— START OF INPUT DATA —
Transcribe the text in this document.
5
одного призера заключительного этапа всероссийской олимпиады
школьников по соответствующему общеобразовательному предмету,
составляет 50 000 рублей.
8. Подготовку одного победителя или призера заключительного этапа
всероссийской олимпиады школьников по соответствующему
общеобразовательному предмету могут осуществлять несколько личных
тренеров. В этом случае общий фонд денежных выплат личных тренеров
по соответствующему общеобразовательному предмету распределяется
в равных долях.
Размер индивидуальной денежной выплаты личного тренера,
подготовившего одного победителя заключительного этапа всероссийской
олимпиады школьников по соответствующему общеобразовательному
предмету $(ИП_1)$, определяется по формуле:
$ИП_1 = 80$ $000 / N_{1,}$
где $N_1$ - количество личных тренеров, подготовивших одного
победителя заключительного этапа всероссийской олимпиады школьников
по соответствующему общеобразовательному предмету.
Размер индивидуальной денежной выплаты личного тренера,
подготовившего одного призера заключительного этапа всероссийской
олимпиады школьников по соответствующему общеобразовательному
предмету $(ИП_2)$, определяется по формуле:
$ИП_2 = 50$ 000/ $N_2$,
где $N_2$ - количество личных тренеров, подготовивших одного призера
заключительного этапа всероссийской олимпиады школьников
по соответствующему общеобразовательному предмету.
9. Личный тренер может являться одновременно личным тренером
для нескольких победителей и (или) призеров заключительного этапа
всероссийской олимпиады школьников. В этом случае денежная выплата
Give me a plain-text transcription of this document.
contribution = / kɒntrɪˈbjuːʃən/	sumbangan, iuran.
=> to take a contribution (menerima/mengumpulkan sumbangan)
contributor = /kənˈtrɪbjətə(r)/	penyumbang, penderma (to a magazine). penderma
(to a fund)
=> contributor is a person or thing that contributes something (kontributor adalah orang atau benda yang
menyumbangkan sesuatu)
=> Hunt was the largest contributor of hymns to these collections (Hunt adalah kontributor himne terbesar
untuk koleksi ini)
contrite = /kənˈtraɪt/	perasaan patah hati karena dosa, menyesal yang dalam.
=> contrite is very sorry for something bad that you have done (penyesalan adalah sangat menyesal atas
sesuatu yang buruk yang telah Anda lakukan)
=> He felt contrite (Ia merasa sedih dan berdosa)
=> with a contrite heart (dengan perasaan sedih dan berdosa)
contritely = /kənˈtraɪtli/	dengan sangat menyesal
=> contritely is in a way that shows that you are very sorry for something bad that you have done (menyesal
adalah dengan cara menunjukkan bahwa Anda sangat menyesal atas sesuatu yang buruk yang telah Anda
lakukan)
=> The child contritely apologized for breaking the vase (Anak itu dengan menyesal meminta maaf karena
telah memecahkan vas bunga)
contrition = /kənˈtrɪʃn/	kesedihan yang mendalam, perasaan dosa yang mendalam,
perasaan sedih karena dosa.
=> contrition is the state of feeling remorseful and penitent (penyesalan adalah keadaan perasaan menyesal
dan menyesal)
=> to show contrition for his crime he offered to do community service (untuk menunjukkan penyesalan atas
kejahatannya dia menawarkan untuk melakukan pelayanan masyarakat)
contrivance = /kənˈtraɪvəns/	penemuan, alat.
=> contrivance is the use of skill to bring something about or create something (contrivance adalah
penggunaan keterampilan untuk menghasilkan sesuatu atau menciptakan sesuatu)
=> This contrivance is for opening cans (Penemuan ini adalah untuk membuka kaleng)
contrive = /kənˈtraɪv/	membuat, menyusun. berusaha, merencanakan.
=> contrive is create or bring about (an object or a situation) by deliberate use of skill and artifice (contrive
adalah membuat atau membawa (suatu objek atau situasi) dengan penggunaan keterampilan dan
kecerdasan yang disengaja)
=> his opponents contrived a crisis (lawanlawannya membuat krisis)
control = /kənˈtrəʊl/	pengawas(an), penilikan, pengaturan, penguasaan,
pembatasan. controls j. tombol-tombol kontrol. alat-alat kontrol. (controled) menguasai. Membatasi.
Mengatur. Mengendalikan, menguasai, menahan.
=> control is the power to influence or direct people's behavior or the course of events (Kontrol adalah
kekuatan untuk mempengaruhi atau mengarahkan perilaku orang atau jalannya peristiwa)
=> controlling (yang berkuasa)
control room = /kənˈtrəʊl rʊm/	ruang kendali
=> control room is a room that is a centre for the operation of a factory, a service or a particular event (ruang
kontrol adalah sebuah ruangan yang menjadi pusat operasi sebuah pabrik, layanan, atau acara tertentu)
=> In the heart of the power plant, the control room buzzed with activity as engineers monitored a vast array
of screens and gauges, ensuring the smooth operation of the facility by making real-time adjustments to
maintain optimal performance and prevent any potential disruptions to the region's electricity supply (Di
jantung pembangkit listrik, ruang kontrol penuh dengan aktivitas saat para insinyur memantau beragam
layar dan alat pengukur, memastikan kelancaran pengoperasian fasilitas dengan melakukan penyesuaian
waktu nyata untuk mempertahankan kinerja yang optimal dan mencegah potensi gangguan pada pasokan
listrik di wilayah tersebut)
— END OF INPUT DATA —
Copy out all of the data exactly, leaving nothing out.

**RESULT OF THIS EXERCISE**
Transcribe the text in this document.
5
одного призера заключительного этапа всероссийской олимпиады
школьников по соответствующему общеобразовательному предмету,
составляет 50 000 рублей.
8. Подготовку одного победителя или призера заключительного этапа
всероссийской олимпиады школьников по соответствующему
общеобразовательному предмету могут осуществлять несколько личных
тренеров. В этом случае общий фонд денежных выплат личных тренеров
по соответствующему общеобразовательному предмету распределяется
в равных долях.
Размер индивидуальной денежной выплаты личного тренера,
подготовившего одного победителя заключительного этапа всероссийской
олимпиады школьников по соответствующему общеобразовательному
предмету $(ИП_1)$, определяется по формуле:
$ИП_1 = 80$ $000 / N_{1,}$
где $N_1$ - количество личных тренеров, подготовивших одного
победителя заключительного этапа всероссийской олимпиады школьников
по соответствующему общеобразовательному предмету.
Размер индивидуальной денежной выплаты личного тренера,
подготовившего одного призера заключительного этапа всероссийской
олимпиады школьников по соответствующему общеобразовательному
предмету $(ИП_2)$, определяется по формуле:
$ИП_2 = 50$ 000/ $N_2$,
где $N_2$ - количество личных тренеров, подготовивших одного призера
заключительного этапа всероссийской олимпиады школьников
по соответствующему общеобразовательному предмету.
9. Личный тренер может являться одновременно личным тренером
для нескольких победителей и (или) призеров заключительного этапа
всероссийской олимпиады школьников. В этом случае денежная выплата
Give me a plain-text transcription of this document.
contribution = / kɒntrɪˈbjuːʃən/	sumbangan, iuran.
=> to take a contribution (menerima/mengumpulkan sumbangan)
contributor = /kənˈtrɪbjətə(r)/	penyumbang, penderma (to a magazine). penderma
(to a fund)
=> contributor is a person or thing that contributes something (kontributor adalah orang atau benda yang
menyumbangkan sesuatu)
=> Hunt was the largest contributor of hymns to these collections (Hunt adalah kontributor himne terbesar
untuk koleksi ini)
contrite = /kənˈtraɪt/	perasaan patah hati karena dosa, menyesal yang dalam.
=> contrite is very sorry for something bad that you have done (penyesalan adalah sangat menyesal atas
sesuatu yang buruk yang telah Anda lakukan)
=> He felt contrite (Ia merasa sedih dan berdosa)
=> with a contrite heart (dengan perasaan sedih dan berdosa)
contritely = /kənˈtraɪtli/	dengan sangat menyesal
=> contritely is in a way that shows that you are very sorry for something bad that you have done (menyesal
adalah dengan cara menunjukkan bahwa Anda sangat menyesal atas sesuatu yang buruk yang telah Anda
lakukan)
=> The child contritely apologized for breaking the vase (Anak itu dengan menyesal meminta maaf karena
telah memecahkan vas bunga)
contrition = /kənˈtrɪʃn/	kesedihan yang mendalam, perasaan dosa yang mendalam,
perasaan sedih karena dosa.
=> contrition is the state of feeling remorseful and penitent (penyesalan adalah keadaan perasaan menyesal
dan menyesal)
=> to show contrition for his crime he offered to do community service (untuk menunjukkan penyesalan atas
kejahatannya dia menawarkan untuk melakukan pelayanan masyarakat)
contrivance = /kənˈtraɪvəns/	penemuan, alat.
=> contrivance is the use of skill to bring something about or create something (contrivance adalah
penggunaan keterampilan untuk menghasilkan sesuatu atau menciptakan sesuatu)
=> This contrivance is for opening cans (Penemuan ini adalah untuk membuka kaleng)
contrive = /kənˈtraɪv/	membuat, menyusun. berusaha, merencanakan.
=> contrive is create or bring about (an object or a situation) by deliberate use of skill and artifice (contrive
adalah membuat atau membawa (suatu objek atau situasi) dengan penggunaan keterampilan dan
kecerdasan yang disengaja)
=> his opponents contrived a crisis (lawanlawannya membuat krisis)
control = /kənˈtrəʊl/	pengawas(an), penilikan, pengaturan, penguasaan,
pembatasan. controls j. tombol-tombol kontrol. alat-alat kontrol. (controled) menguasai. Membatasi.
Mengatur. Mengendalikan, menguasai, menahan.
=> control is the power to influence or direct people's behavior or the course of events (Kontrol adalah
kekuatan untuk mempengaruhi atau mengarahkan perilaku orang atau jalannya peristiwa)
=> controlling (yang berkuasa)
control room = /kənˈtrəʊl rʊm/	ruang kendali
=> control room is a room that is a centre for the operation of a factory, a service or a particular event (ruang
kontrol adalah sebuah ruangan yang menjadi pusat operasi sebuah pabrik, layanan, atau acara tertentu)
=> In the heart of the power plant, the control room buzzed with activity as engineers monitored a vast array
of screens and gauges, ensuring the smooth operation of the facility by making real-time adjustments to
maintain optimal performance and prevent any potential disruptions to the region's electricity supply (Di
jantung pembangkit listrik, ruang kontrol penuh dengan aktivitas saat para insinyur memantau beragam
layar dan alat pengukur, memastikan kelancaran pengoperasian fasilitas dengan melakukan penyesuaian
waktu nyata untuk mempertahankan kinerja yang optimal dan mencegah potensi gangguan pada pasokan
listrik di wilayah tersebut)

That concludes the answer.